Start of Extracted material

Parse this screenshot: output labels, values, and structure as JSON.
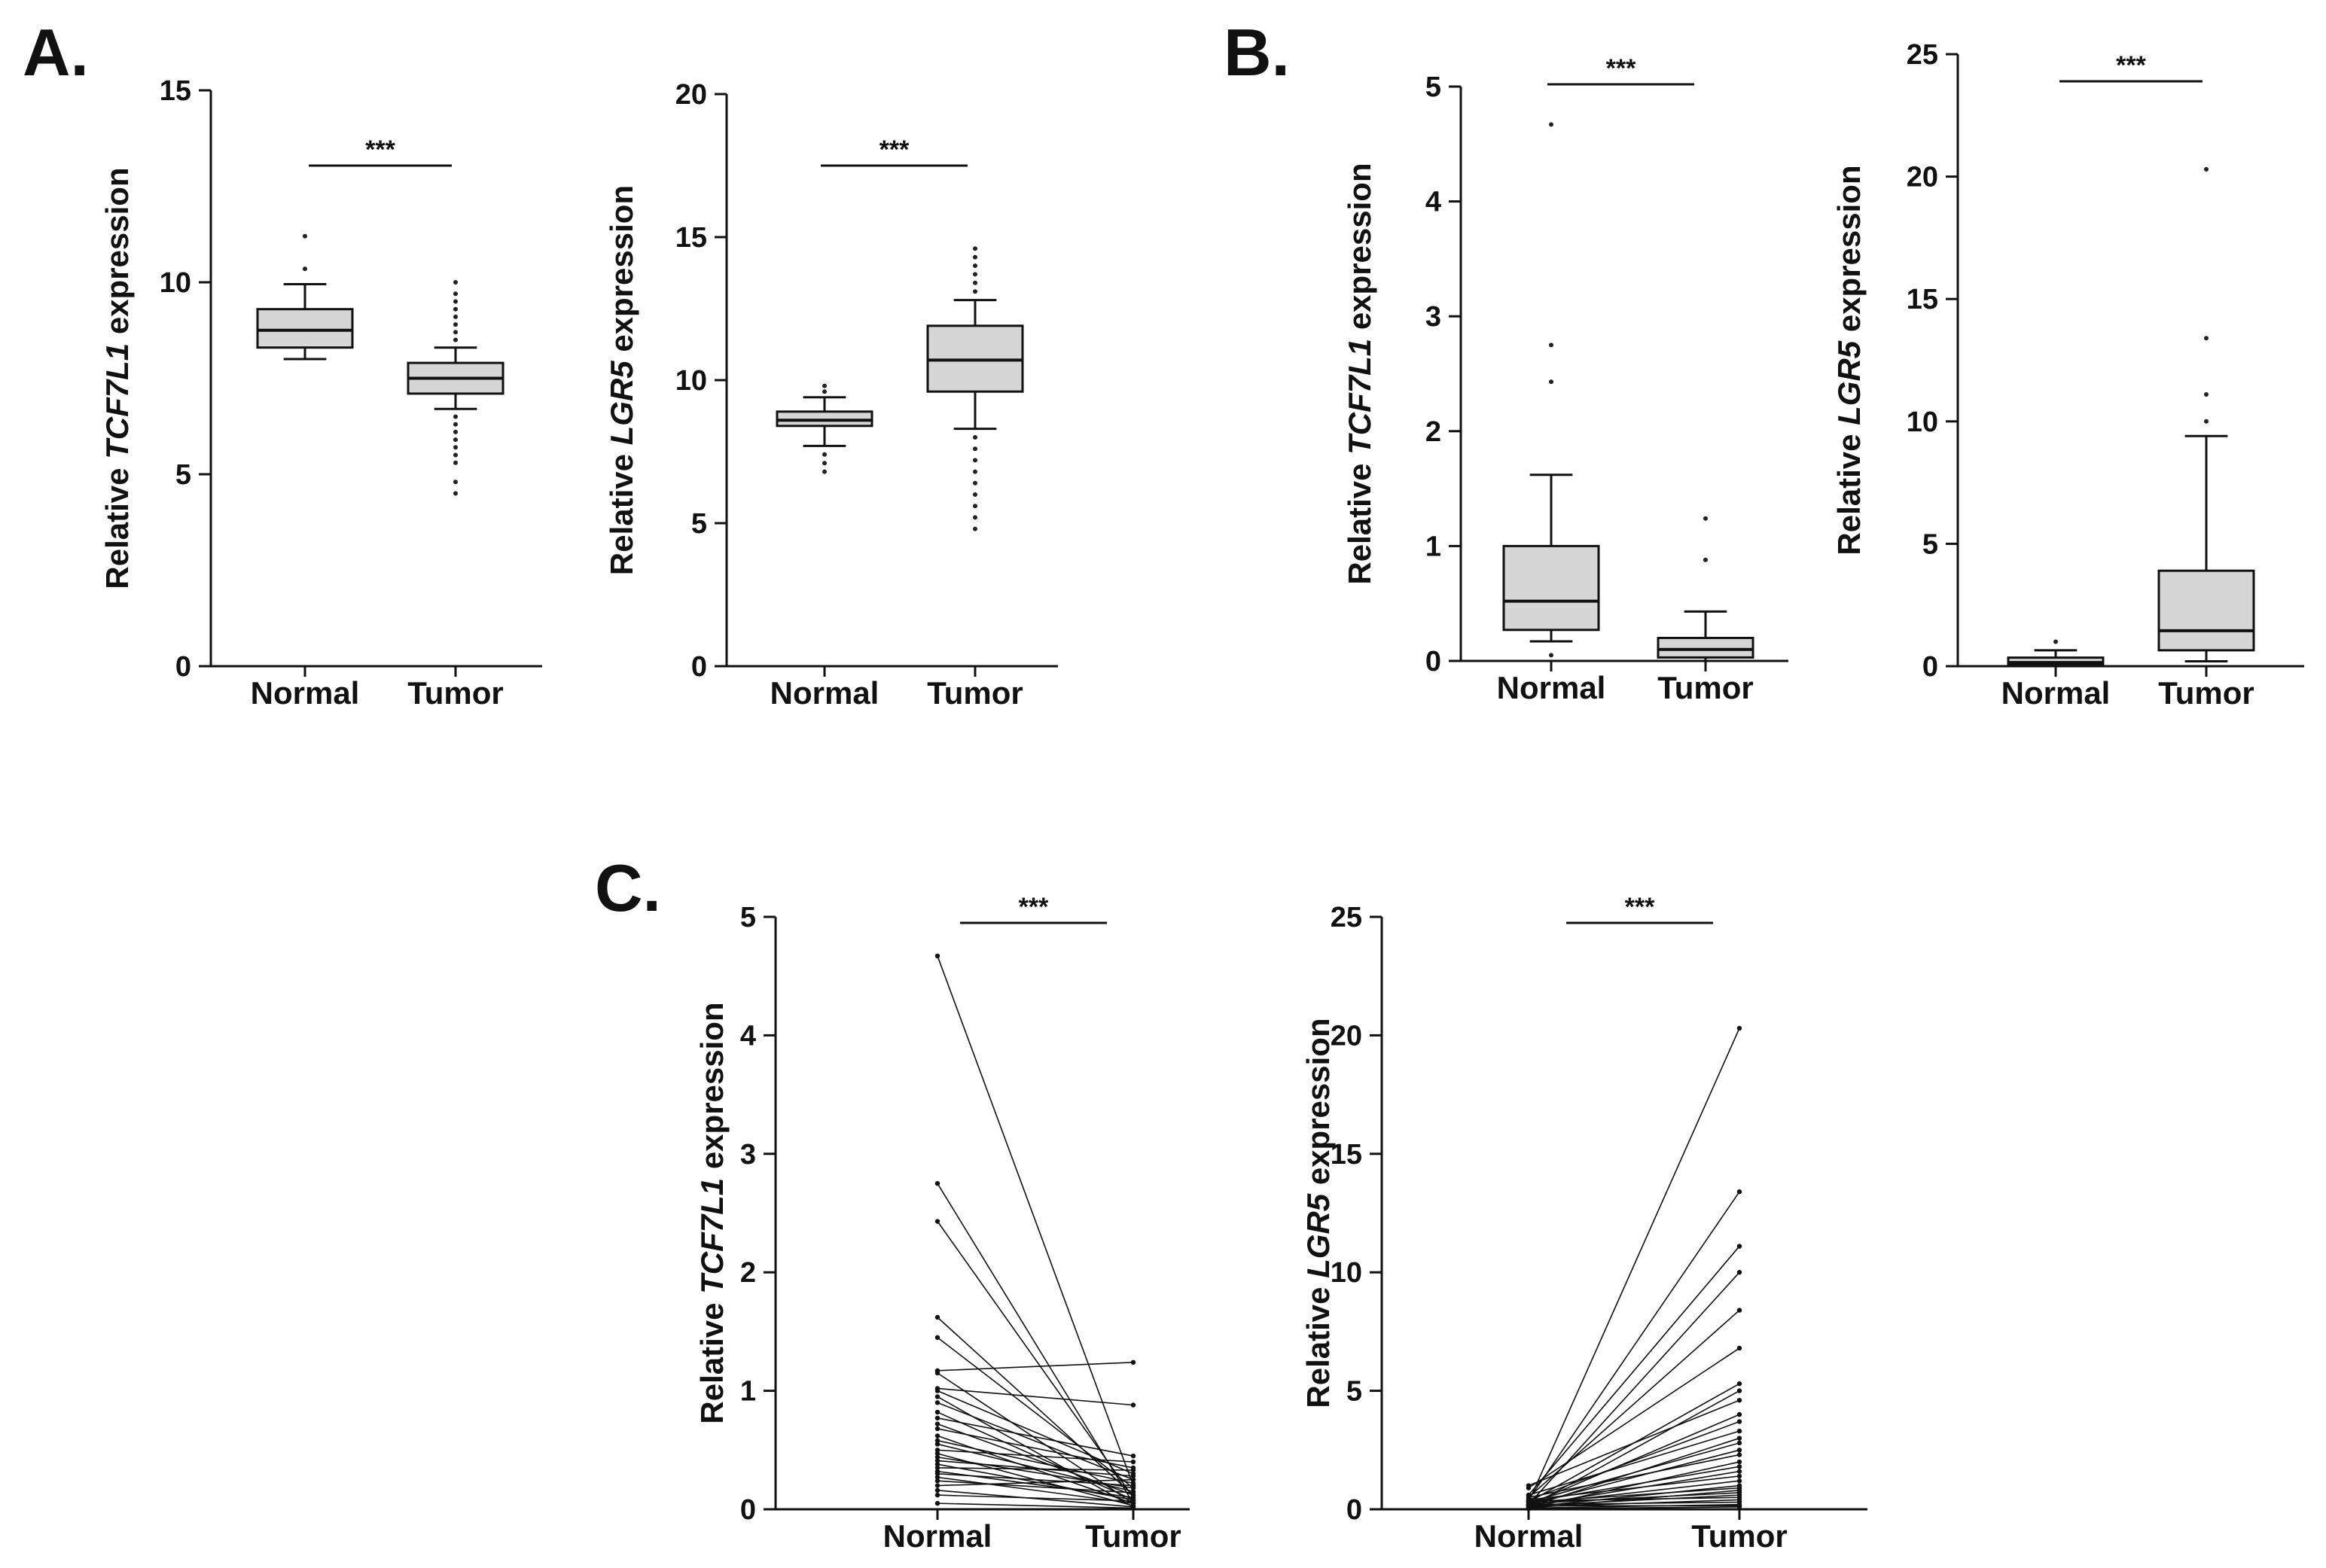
{
  "panels": {
    "A": "A.",
    "B": "B.",
    "C": "C."
  },
  "chart_data": [
    {
      "id": "A1",
      "panel": "A",
      "type": "box",
      "ylabel_pre": "Relative ",
      "ylabel_gene": "TCF7L1",
      "ylabel_post": " expression",
      "ylim": [
        0,
        15
      ],
      "yticks": [
        0,
        5,
        10,
        15
      ],
      "categories": [
        "Normal",
        "Tumor"
      ],
      "significance": "***",
      "boxes": [
        {
          "name": "Normal",
          "whisker_low": 8.0,
          "q1": 8.3,
          "median": 8.75,
          "q3": 9.3,
          "whisker_high": 9.95,
          "outliers": [
            10.35,
            11.2
          ]
        },
        {
          "name": "Tumor",
          "whisker_low": 6.7,
          "q1": 7.1,
          "median": 7.5,
          "q3": 7.9,
          "whisker_high": 8.3,
          "outliers": [
            4.5,
            4.8,
            5.3,
            5.5,
            5.7,
            5.9,
            6.1,
            6.3,
            6.5,
            8.5,
            8.7,
            8.9,
            9.1,
            9.3,
            9.5,
            9.7,
            10.0
          ]
        }
      ]
    },
    {
      "id": "A2",
      "panel": "A",
      "type": "box",
      "ylabel_pre": "Relative ",
      "ylabel_gene": "LGR5",
      "ylabel_post": " expression",
      "ylim": [
        0,
        20
      ],
      "yticks": [
        0,
        5,
        10,
        15,
        20
      ],
      "categories": [
        "Normal",
        "Tumor"
      ],
      "significance": "***",
      "boxes": [
        {
          "name": "Normal",
          "whisker_low": 7.7,
          "q1": 8.4,
          "median": 8.6,
          "q3": 8.9,
          "whisker_high": 9.4,
          "outliers": [
            6.8,
            7.1,
            7.4,
            9.6,
            9.8
          ]
        },
        {
          "name": "Tumor",
          "whisker_low": 8.3,
          "q1": 9.6,
          "median": 10.7,
          "q3": 11.9,
          "whisker_high": 12.8,
          "outliers": [
            4.8,
            5.2,
            5.6,
            6.0,
            6.4,
            6.8,
            7.2,
            7.6,
            8.0,
            13.1,
            13.4,
            13.7,
            14.0,
            14.3,
            14.6
          ]
        }
      ]
    },
    {
      "id": "B1",
      "panel": "B",
      "type": "box",
      "ylabel_pre": "Relative ",
      "ylabel_gene": "TCF7L1",
      "ylabel_post": " expression",
      "ylim": [
        0,
        5
      ],
      "yticks": [
        0,
        1,
        2,
        3,
        4,
        5
      ],
      "categories": [
        "Normal",
        "Tumor"
      ],
      "significance": "***",
      "boxes": [
        {
          "name": "Normal",
          "whisker_low": 0.17,
          "q1": 0.27,
          "median": 0.52,
          "q3": 1.0,
          "whisker_high": 1.62,
          "outliers": [
            0.05,
            2.43,
            2.75,
            4.67
          ]
        },
        {
          "name": "Tumor",
          "whisker_low": 0.0,
          "q1": 0.03,
          "median": 0.1,
          "q3": 0.2,
          "whisker_high": 0.43,
          "outliers": [
            0.88,
            1.24
          ]
        }
      ]
    },
    {
      "id": "B2",
      "panel": "B",
      "type": "box",
      "ylabel_pre": "Relative ",
      "ylabel_gene": "LGR5",
      "ylabel_post": "  expression",
      "ylim": [
        0,
        25
      ],
      "yticks": [
        0,
        5,
        10,
        15,
        20,
        25
      ],
      "categories": [
        "Normal",
        "Tumor"
      ],
      "significance": "***",
      "boxes": [
        {
          "name": "Normal",
          "whisker_low": 0.0,
          "q1": 0.05,
          "median": 0.15,
          "q3": 0.35,
          "whisker_high": 0.65,
          "outliers": [
            1.0
          ]
        },
        {
          "name": "Tumor",
          "whisker_low": 0.2,
          "q1": 0.65,
          "median": 1.45,
          "q3": 3.9,
          "whisker_high": 9.4,
          "outliers": [
            10.0,
            11.1,
            13.4,
            20.3
          ]
        }
      ]
    },
    {
      "id": "C1",
      "panel": "C",
      "type": "line",
      "ylabel_pre": "Relative ",
      "ylabel_gene": "TCF7L1",
      "ylabel_post": " expression",
      "ylim": [
        0,
        5
      ],
      "yticks": [
        0,
        1,
        2,
        3,
        4,
        5
      ],
      "categories": [
        "Normal",
        "Tumor"
      ],
      "significance": "***",
      "pairs": [
        [
          4.67,
          0.2
        ],
        [
          2.75,
          0.05
        ],
        [
          2.43,
          0.1
        ],
        [
          1.62,
          0.12
        ],
        [
          1.45,
          0.18
        ],
        [
          1.17,
          1.24
        ],
        [
          1.15,
          0.05
        ],
        [
          1.02,
          0.88
        ],
        [
          1.0,
          0.3
        ],
        [
          0.95,
          0.02
        ],
        [
          0.9,
          0.25
        ],
        [
          0.82,
          0.08
        ],
        [
          0.77,
          0.45
        ],
        [
          0.72,
          0.12
        ],
        [
          0.68,
          0.35
        ],
        [
          0.62,
          0.05
        ],
        [
          0.58,
          0.22
        ],
        [
          0.55,
          0.15
        ],
        [
          0.5,
          0.4
        ],
        [
          0.47,
          0.03
        ],
        [
          0.44,
          0.18
        ],
        [
          0.41,
          0.28
        ],
        [
          0.38,
          0.08
        ],
        [
          0.35,
          0.33
        ],
        [
          0.32,
          0.1
        ],
        [
          0.3,
          0.2
        ],
        [
          0.27,
          0.05
        ],
        [
          0.24,
          0.14
        ],
        [
          0.2,
          0.25
        ],
        [
          0.16,
          0.02
        ],
        [
          0.12,
          0.07
        ],
        [
          0.05,
          0.01
        ]
      ]
    },
    {
      "id": "C2",
      "panel": "C",
      "type": "line",
      "ylabel_pre": "Relative ",
      "ylabel_gene": "LGR5",
      "ylabel_post": " expression",
      "ylim": [
        0,
        25
      ],
      "yticks": [
        0,
        5,
        10,
        15,
        20,
        25
      ],
      "categories": [
        "Normal",
        "Tumor"
      ],
      "significance": "***",
      "pairs": [
        [
          0.3,
          20.3
        ],
        [
          0.4,
          13.4
        ],
        [
          0.6,
          11.1
        ],
        [
          0.2,
          10.0
        ],
        [
          0.5,
          8.4
        ],
        [
          0.9,
          6.8
        ],
        [
          0.3,
          5.3
        ],
        [
          0.1,
          5.0
        ],
        [
          1.0,
          4.6
        ],
        [
          0.2,
          4.0
        ],
        [
          0.4,
          3.7
        ],
        [
          0.6,
          3.3
        ],
        [
          0.1,
          3.0
        ],
        [
          0.3,
          2.8
        ],
        [
          0.2,
          2.5
        ],
        [
          0.5,
          2.3
        ],
        [
          0.05,
          2.0
        ],
        [
          0.3,
          1.8
        ],
        [
          0.15,
          1.6
        ],
        [
          0.4,
          1.4
        ],
        [
          0.2,
          1.2
        ],
        [
          0.1,
          1.0
        ],
        [
          0.3,
          0.9
        ],
        [
          0.05,
          0.8
        ],
        [
          0.25,
          0.7
        ],
        [
          0.15,
          0.6
        ],
        [
          0.35,
          0.5
        ],
        [
          0.1,
          0.4
        ],
        [
          0.2,
          0.3
        ],
        [
          0.05,
          0.2
        ],
        [
          0.15,
          0.15
        ],
        [
          0.02,
          0.1
        ]
      ]
    }
  ]
}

End of Extracted material

» **Try it**:
Drop the images; copy every entry above exactly.

» **Solution for this exercise**:
Parse this screenshot: output labels, values, and structure as JSON.
{
  "panels": {
    "A": "A.",
    "B": "B.",
    "C": "C."
  },
  "chart_data": [
    {
      "id": "A1",
      "panel": "A",
      "type": "box",
      "ylabel_pre": "Relative ",
      "ylabel_gene": "TCF7L1",
      "ylabel_post": " expression",
      "ylim": [
        0,
        15
      ],
      "yticks": [
        0,
        5,
        10,
        15
      ],
      "categories": [
        "Normal",
        "Tumor"
      ],
      "significance": "***",
      "boxes": [
        {
          "name": "Normal",
          "whisker_low": 8.0,
          "q1": 8.3,
          "median": 8.75,
          "q3": 9.3,
          "whisker_high": 9.95,
          "outliers": [
            10.35,
            11.2
          ]
        },
        {
          "name": "Tumor",
          "whisker_low": 6.7,
          "q1": 7.1,
          "median": 7.5,
          "q3": 7.9,
          "whisker_high": 8.3,
          "outliers": [
            4.5,
            4.8,
            5.3,
            5.5,
            5.7,
            5.9,
            6.1,
            6.3,
            6.5,
            8.5,
            8.7,
            8.9,
            9.1,
            9.3,
            9.5,
            9.7,
            10.0
          ]
        }
      ]
    },
    {
      "id": "A2",
      "panel": "A",
      "type": "box",
      "ylabel_pre": "Relative ",
      "ylabel_gene": "LGR5",
      "ylabel_post": " expression",
      "ylim": [
        0,
        20
      ],
      "yticks": [
        0,
        5,
        10,
        15,
        20
      ],
      "categories": [
        "Normal",
        "Tumor"
      ],
      "significance": "***",
      "boxes": [
        {
          "name": "Normal",
          "whisker_low": 7.7,
          "q1": 8.4,
          "median": 8.6,
          "q3": 8.9,
          "whisker_high": 9.4,
          "outliers": [
            6.8,
            7.1,
            7.4,
            9.6,
            9.8
          ]
        },
        {
          "name": "Tumor",
          "whisker_low": 8.3,
          "q1": 9.6,
          "median": 10.7,
          "q3": 11.9,
          "whisker_high": 12.8,
          "outliers": [
            4.8,
            5.2,
            5.6,
            6.0,
            6.4,
            6.8,
            7.2,
            7.6,
            8.0,
            13.1,
            13.4,
            13.7,
            14.0,
            14.3,
            14.6
          ]
        }
      ]
    },
    {
      "id": "B1",
      "panel": "B",
      "type": "box",
      "ylabel_pre": "Relative ",
      "ylabel_gene": "TCF7L1",
      "ylabel_post": " expression",
      "ylim": [
        0,
        5
      ],
      "yticks": [
        0,
        1,
        2,
        3,
        4,
        5
      ],
      "categories": [
        "Normal",
        "Tumor"
      ],
      "significance": "***",
      "boxes": [
        {
          "name": "Normal",
          "whisker_low": 0.17,
          "q1": 0.27,
          "median": 0.52,
          "q3": 1.0,
          "whisker_high": 1.62,
          "outliers": [
            0.05,
            2.43,
            2.75,
            4.67
          ]
        },
        {
          "name": "Tumor",
          "whisker_low": 0.0,
          "q1": 0.03,
          "median": 0.1,
          "q3": 0.2,
          "whisker_high": 0.43,
          "outliers": [
            0.88,
            1.24
          ]
        }
      ]
    },
    {
      "id": "B2",
      "panel": "B",
      "type": "box",
      "ylabel_pre": "Relative ",
      "ylabel_gene": "LGR5",
      "ylabel_post": "  expression",
      "ylim": [
        0,
        25
      ],
      "yticks": [
        0,
        5,
        10,
        15,
        20,
        25
      ],
      "categories": [
        "Normal",
        "Tumor"
      ],
      "significance": "***",
      "boxes": [
        {
          "name": "Normal",
          "whisker_low": 0.0,
          "q1": 0.05,
          "median": 0.15,
          "q3": 0.35,
          "whisker_high": 0.65,
          "outliers": [
            1.0
          ]
        },
        {
          "name": "Tumor",
          "whisker_low": 0.2,
          "q1": 0.65,
          "median": 1.45,
          "q3": 3.9,
          "whisker_high": 9.4,
          "outliers": [
            10.0,
            11.1,
            13.4,
            20.3
          ]
        }
      ]
    },
    {
      "id": "C1",
      "panel": "C",
      "type": "line",
      "ylabel_pre": "Relative ",
      "ylabel_gene": "TCF7L1",
      "ylabel_post": " expression",
      "ylim": [
        0,
        5
      ],
      "yticks": [
        0,
        1,
        2,
        3,
        4,
        5
      ],
      "categories": [
        "Normal",
        "Tumor"
      ],
      "significance": "***",
      "pairs": [
        [
          4.67,
          0.2
        ],
        [
          2.75,
          0.05
        ],
        [
          2.43,
          0.1
        ],
        [
          1.62,
          0.12
        ],
        [
          1.45,
          0.18
        ],
        [
          1.17,
          1.24
        ],
        [
          1.15,
          0.05
        ],
        [
          1.02,
          0.88
        ],
        [
          1.0,
          0.3
        ],
        [
          0.95,
          0.02
        ],
        [
          0.9,
          0.25
        ],
        [
          0.82,
          0.08
        ],
        [
          0.77,
          0.45
        ],
        [
          0.72,
          0.12
        ],
        [
          0.68,
          0.35
        ],
        [
          0.62,
          0.05
        ],
        [
          0.58,
          0.22
        ],
        [
          0.55,
          0.15
        ],
        [
          0.5,
          0.4
        ],
        [
          0.47,
          0.03
        ],
        [
          0.44,
          0.18
        ],
        [
          0.41,
          0.28
        ],
        [
          0.38,
          0.08
        ],
        [
          0.35,
          0.33
        ],
        [
          0.32,
          0.1
        ],
        [
          0.3,
          0.2
        ],
        [
          0.27,
          0.05
        ],
        [
          0.24,
          0.14
        ],
        [
          0.2,
          0.25
        ],
        [
          0.16,
          0.02
        ],
        [
          0.12,
          0.07
        ],
        [
          0.05,
          0.01
        ]
      ]
    },
    {
      "id": "C2",
      "panel": "C",
      "type": "line",
      "ylabel_pre": "Relative ",
      "ylabel_gene": "LGR5",
      "ylabel_post": " expression",
      "ylim": [
        0,
        25
      ],
      "yticks": [
        0,
        5,
        10,
        15,
        20,
        25
      ],
      "categories": [
        "Normal",
        "Tumor"
      ],
      "significance": "***",
      "pairs": [
        [
          0.3,
          20.3
        ],
        [
          0.4,
          13.4
        ],
        [
          0.6,
          11.1
        ],
        [
          0.2,
          10.0
        ],
        [
          0.5,
          8.4
        ],
        [
          0.9,
          6.8
        ],
        [
          0.3,
          5.3
        ],
        [
          0.1,
          5.0
        ],
        [
          1.0,
          4.6
        ],
        [
          0.2,
          4.0
        ],
        [
          0.4,
          3.7
        ],
        [
          0.6,
          3.3
        ],
        [
          0.1,
          3.0
        ],
        [
          0.3,
          2.8
        ],
        [
          0.2,
          2.5
        ],
        [
          0.5,
          2.3
        ],
        [
          0.05,
          2.0
        ],
        [
          0.3,
          1.8
        ],
        [
          0.15,
          1.6
        ],
        [
          0.4,
          1.4
        ],
        [
          0.2,
          1.2
        ],
        [
          0.1,
          1.0
        ],
        [
          0.3,
          0.9
        ],
        [
          0.05,
          0.8
        ],
        [
          0.25,
          0.7
        ],
        [
          0.15,
          0.6
        ],
        [
          0.35,
          0.5
        ],
        [
          0.1,
          0.4
        ],
        [
          0.2,
          0.3
        ],
        [
          0.05,
          0.2
        ],
        [
          0.15,
          0.15
        ],
        [
          0.02,
          0.1
        ]
      ]
    }
  ]
}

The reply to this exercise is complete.